AVAILABLE RECORDS —
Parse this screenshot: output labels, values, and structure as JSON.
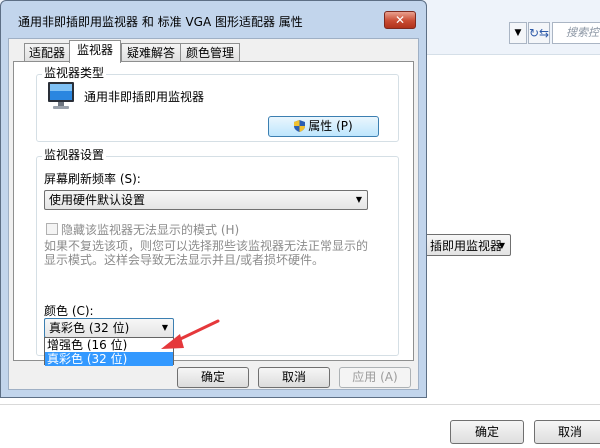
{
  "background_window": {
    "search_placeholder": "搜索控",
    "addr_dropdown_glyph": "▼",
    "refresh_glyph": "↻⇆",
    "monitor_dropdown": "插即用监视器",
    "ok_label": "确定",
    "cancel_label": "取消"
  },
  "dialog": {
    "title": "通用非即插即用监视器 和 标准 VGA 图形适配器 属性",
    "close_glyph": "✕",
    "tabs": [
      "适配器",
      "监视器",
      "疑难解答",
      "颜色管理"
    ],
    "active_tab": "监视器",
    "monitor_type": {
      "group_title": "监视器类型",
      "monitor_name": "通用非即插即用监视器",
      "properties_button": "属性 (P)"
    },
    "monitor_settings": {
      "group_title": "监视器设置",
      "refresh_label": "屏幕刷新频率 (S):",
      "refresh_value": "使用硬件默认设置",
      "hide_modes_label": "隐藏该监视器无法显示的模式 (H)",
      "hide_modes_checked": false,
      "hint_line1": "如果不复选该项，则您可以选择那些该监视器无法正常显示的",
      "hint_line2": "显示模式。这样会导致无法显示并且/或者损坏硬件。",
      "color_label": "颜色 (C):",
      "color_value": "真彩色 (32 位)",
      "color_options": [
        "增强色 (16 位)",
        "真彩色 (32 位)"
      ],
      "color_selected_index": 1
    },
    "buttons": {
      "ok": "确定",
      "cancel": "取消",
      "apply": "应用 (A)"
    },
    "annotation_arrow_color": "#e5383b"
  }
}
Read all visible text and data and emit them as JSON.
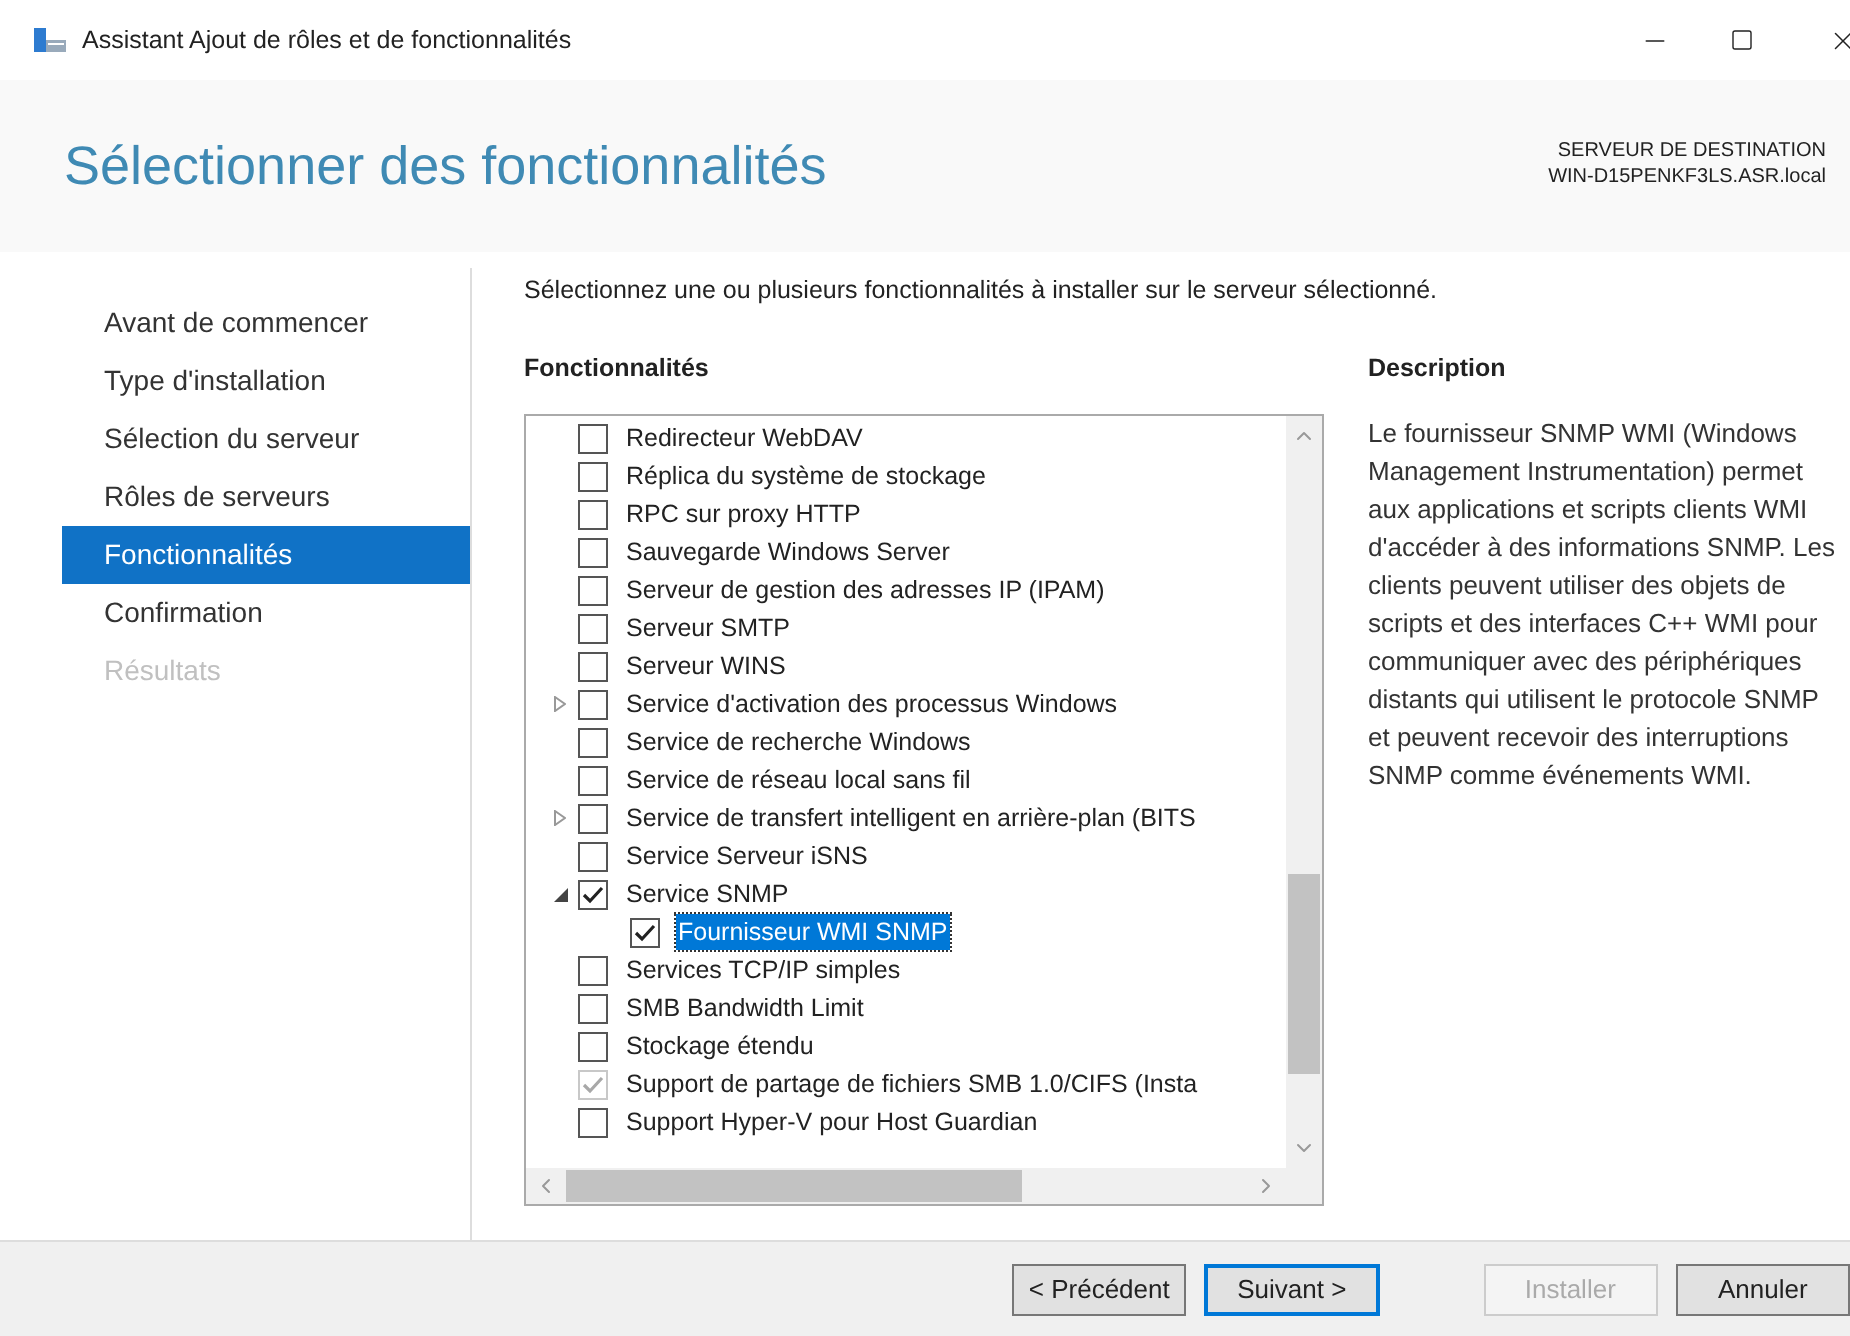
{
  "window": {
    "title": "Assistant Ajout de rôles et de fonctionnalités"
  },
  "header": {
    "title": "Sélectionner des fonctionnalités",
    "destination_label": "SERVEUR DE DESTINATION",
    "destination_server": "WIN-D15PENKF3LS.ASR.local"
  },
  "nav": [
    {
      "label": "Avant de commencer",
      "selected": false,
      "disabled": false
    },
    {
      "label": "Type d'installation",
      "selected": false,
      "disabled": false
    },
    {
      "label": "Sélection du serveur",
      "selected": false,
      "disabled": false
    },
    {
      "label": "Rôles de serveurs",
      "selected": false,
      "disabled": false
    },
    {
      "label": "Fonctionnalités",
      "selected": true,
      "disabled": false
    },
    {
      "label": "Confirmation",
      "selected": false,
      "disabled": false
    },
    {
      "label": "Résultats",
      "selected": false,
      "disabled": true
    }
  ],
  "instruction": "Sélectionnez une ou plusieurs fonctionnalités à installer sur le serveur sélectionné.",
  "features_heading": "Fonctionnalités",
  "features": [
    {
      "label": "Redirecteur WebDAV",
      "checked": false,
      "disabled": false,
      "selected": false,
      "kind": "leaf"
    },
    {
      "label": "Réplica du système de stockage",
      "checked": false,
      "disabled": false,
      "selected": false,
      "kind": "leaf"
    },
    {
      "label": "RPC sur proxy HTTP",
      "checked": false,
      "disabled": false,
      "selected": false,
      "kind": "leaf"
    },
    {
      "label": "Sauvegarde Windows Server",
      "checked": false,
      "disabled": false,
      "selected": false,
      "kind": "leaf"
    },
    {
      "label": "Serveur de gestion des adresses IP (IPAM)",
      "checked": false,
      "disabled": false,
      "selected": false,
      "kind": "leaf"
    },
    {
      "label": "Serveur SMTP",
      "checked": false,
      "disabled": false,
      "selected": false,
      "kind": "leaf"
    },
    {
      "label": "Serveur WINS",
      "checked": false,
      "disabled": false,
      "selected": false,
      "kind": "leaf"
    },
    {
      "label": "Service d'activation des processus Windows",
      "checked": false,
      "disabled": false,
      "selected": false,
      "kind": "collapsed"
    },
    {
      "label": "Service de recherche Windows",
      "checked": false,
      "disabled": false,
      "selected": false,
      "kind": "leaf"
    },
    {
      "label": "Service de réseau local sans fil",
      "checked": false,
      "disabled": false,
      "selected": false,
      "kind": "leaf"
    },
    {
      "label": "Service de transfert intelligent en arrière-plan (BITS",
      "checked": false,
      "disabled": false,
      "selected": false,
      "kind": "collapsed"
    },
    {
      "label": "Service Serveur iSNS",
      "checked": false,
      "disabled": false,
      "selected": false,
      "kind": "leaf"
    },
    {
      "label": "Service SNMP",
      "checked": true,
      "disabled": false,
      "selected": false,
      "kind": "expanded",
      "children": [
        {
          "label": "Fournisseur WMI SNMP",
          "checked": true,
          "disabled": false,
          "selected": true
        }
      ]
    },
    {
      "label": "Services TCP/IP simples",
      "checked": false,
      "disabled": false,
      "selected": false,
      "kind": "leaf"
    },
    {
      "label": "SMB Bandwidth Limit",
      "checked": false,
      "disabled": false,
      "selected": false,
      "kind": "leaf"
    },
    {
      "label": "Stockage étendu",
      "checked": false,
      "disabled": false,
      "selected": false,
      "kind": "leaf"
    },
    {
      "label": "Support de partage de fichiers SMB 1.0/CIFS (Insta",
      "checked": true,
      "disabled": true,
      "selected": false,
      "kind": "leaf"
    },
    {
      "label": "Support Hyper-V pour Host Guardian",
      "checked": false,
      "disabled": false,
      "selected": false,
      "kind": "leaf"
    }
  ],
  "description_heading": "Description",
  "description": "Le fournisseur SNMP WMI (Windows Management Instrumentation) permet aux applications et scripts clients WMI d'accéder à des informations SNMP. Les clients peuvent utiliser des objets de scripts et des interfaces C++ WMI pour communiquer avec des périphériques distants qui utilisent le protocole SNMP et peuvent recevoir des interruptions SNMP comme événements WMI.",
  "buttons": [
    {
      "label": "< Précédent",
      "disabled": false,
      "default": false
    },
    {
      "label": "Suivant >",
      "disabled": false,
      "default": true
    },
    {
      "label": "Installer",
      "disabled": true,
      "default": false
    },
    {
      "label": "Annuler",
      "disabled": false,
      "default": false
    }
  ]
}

STATED TASK —
Reproduce the whole listing above word for word, but not its pictures.

RESULT OF THE EXERCISE —
Parse this screenshot: output labels, values, and structure as JSON.
{
  "background_window": {
    "search_placeholder": "搜索控",
    "addr_dropdown_glyph": "▼",
    "refresh_glyph": "↻⇆",
    "monitor_dropdown": "插即用监视器",
    "ok_label": "确定",
    "cancel_label": "取消"
  },
  "dialog": {
    "title": "通用非即插即用监视器 和 标准 VGA 图形适配器 属性",
    "close_glyph": "✕",
    "tabs": [
      "适配器",
      "监视器",
      "疑难解答",
      "颜色管理"
    ],
    "active_tab": "监视器",
    "monitor_type": {
      "group_title": "监视器类型",
      "monitor_name": "通用非即插即用监视器",
      "properties_button": "属性 (P)"
    },
    "monitor_settings": {
      "group_title": "监视器设置",
      "refresh_label": "屏幕刷新频率 (S):",
      "refresh_value": "使用硬件默认设置",
      "hide_modes_label": "隐藏该监视器无法显示的模式 (H)",
      "hide_modes_checked": false,
      "hint_line1": "如果不复选该项，则您可以选择那些该监视器无法正常显示的",
      "hint_line2": "显示模式。这样会导致无法显示并且/或者损坏硬件。",
      "color_label": "颜色 (C):",
      "color_value": "真彩色 (32 位)",
      "color_options": [
        "增强色 (16 位)",
        "真彩色 (32 位)"
      ],
      "color_selected_index": 1
    },
    "buttons": {
      "ok": "确定",
      "cancel": "取消",
      "apply": "应用 (A)"
    },
    "annotation_arrow_color": "#e5383b"
  }
}
Read all visible text and data and emit them as JSON.
{
  "window": {
    "title": "Assistant Ajout de rôles et de fonctionnalités"
  },
  "header": {
    "title": "Sélectionner des fonctionnalités",
    "destination_label": "SERVEUR DE DESTINATION",
    "destination_server": "WIN-D15PENKF3LS.ASR.local"
  },
  "nav": [
    {
      "label": "Avant de commencer",
      "selected": false,
      "disabled": false
    },
    {
      "label": "Type d'installation",
      "selected": false,
      "disabled": false
    },
    {
      "label": "Sélection du serveur",
      "selected": false,
      "disabled": false
    },
    {
      "label": "Rôles de serveurs",
      "selected": false,
      "disabled": false
    },
    {
      "label": "Fonctionnalités",
      "selected": true,
      "disabled": false
    },
    {
      "label": "Confirmation",
      "selected": false,
      "disabled": false
    },
    {
      "label": "Résultats",
      "selected": false,
      "disabled": true
    }
  ],
  "instruction": "Sélectionnez une ou plusieurs fonctionnalités à installer sur le serveur sélectionné.",
  "features_heading": "Fonctionnalités",
  "features": [
    {
      "label": "Redirecteur WebDAV",
      "checked": false,
      "disabled": false,
      "selected": false,
      "kind": "leaf"
    },
    {
      "label": "Réplica du système de stockage",
      "checked": false,
      "disabled": false,
      "selected": false,
      "kind": "leaf"
    },
    {
      "label": "RPC sur proxy HTTP",
      "checked": false,
      "disabled": false,
      "selected": false,
      "kind": "leaf"
    },
    {
      "label": "Sauvegarde Windows Server",
      "checked": false,
      "disabled": false,
      "selected": false,
      "kind": "leaf"
    },
    {
      "label": "Serveur de gestion des adresses IP (IPAM)",
      "checked": false,
      "disabled": false,
      "selected": false,
      "kind": "leaf"
    },
    {
      "label": "Serveur SMTP",
      "checked": false,
      "disabled": false,
      "selected": false,
      "kind": "leaf"
    },
    {
      "label": "Serveur WINS",
      "checked": false,
      "disabled": false,
      "selected": false,
      "kind": "leaf"
    },
    {
      "label": "Service d'activation des processus Windows",
      "checked": false,
      "disabled": false,
      "selected": false,
      "kind": "collapsed"
    },
    {
      "label": "Service de recherche Windows",
      "checked": false,
      "disabled": false,
      "selected": false,
      "kind": "leaf"
    },
    {
      "label": "Service de réseau local sans fil",
      "checked": false,
      "disabled": false,
      "selected": false,
      "kind": "leaf"
    },
    {
      "label": "Service de transfert intelligent en arrière-plan (BITS",
      "checked": false,
      "disabled": false,
      "selected": false,
      "kind": "collapsed"
    },
    {
      "label": "Service Serveur iSNS",
      "checked": false,
      "disabled": false,
      "selected": false,
      "kind": "leaf"
    },
    {
      "label": "Service SNMP",
      "checked": true,
      "disabled": false,
      "selected": false,
      "kind": "expanded",
      "children": [
        {
          "label": "Fournisseur WMI SNMP",
          "checked": true,
          "disabled": false,
          "selected": true
        }
      ]
    },
    {
      "label": "Services TCP/IP simples",
      "checked": false,
      "disabled": false,
      "selected": false,
      "kind": "leaf"
    },
    {
      "label": "SMB Bandwidth Limit",
      "checked": false,
      "disabled": false,
      "selected": false,
      "kind": "leaf"
    },
    {
      "label": "Stockage étendu",
      "checked": false,
      "disabled": false,
      "selected": false,
      "kind": "leaf"
    },
    {
      "label": "Support de partage de fichiers SMB 1.0/CIFS (Insta",
      "checked": true,
      "disabled": true,
      "selected": false,
      "kind": "leaf"
    },
    {
      "label": "Support Hyper-V pour Host Guardian",
      "checked": false,
      "disabled": false,
      "selected": false,
      "kind": "leaf"
    }
  ],
  "description_heading": "Description",
  "description": "Le fournisseur SNMP WMI (Windows Management Instrumentation) permet aux applications et scripts clients WMI d'accéder à des informations SNMP. Les clients peuvent utiliser des objets de scripts et des interfaces C++ WMI pour communiquer avec des périphériques distants qui utilisent le protocole SNMP et peuvent recevoir des interruptions SNMP comme événements WMI.",
  "buttons": [
    {
      "label": "< Précédent",
      "disabled": false,
      "default": false
    },
    {
      "label": "Suivant >",
      "disabled": false,
      "default": true
    },
    {
      "label": "Installer",
      "disabled": true,
      "default": false
    },
    {
      "label": "Annuler",
      "disabled": false,
      "default": false
    }
  ]
}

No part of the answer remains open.